Extracted records
+ + + +
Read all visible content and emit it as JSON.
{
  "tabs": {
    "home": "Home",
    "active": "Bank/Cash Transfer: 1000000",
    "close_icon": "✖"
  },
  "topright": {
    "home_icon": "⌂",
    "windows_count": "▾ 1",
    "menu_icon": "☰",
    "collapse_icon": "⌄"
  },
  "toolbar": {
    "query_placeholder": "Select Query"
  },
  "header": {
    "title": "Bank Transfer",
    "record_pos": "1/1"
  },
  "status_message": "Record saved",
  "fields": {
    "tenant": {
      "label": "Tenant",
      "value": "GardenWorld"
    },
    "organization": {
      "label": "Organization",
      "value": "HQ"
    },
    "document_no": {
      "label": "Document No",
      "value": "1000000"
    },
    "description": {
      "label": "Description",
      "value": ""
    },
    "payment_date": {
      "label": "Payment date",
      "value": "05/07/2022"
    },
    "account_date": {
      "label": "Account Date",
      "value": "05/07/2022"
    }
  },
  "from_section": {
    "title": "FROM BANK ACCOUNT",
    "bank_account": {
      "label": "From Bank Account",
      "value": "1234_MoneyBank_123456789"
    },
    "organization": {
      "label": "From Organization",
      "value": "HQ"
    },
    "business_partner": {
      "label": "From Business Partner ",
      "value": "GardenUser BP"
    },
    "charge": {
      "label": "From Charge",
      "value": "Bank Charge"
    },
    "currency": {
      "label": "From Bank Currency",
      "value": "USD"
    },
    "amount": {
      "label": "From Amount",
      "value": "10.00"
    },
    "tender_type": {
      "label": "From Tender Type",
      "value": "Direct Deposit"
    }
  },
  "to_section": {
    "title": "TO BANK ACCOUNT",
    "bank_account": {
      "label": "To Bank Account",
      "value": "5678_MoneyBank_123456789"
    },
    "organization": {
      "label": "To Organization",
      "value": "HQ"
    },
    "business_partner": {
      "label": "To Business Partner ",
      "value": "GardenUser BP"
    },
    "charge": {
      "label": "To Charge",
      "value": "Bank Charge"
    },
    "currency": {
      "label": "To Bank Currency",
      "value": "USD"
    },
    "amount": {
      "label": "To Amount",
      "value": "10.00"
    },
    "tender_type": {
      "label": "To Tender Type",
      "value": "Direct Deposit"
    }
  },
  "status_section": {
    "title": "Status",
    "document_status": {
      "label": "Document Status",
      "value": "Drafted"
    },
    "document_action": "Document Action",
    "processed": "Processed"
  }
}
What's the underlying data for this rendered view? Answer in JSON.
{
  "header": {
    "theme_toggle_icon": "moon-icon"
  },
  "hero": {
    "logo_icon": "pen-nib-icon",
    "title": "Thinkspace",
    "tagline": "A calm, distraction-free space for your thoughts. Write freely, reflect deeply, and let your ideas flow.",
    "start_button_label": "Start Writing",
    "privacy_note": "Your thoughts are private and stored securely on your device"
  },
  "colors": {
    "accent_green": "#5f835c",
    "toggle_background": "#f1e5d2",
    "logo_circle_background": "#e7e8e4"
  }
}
+ + + +
YOUR INSTRUCTIONS> Pick out all lines from the data above in which the word "thoughts" appears.

TASK OUTPUT>
    "tagline": "A calm, distraction-free space for your thoughts. Write freely, reflect deeply, and let your ideas flow.",
    "privacy_note": "Your thoughts are private and stored securely on your device"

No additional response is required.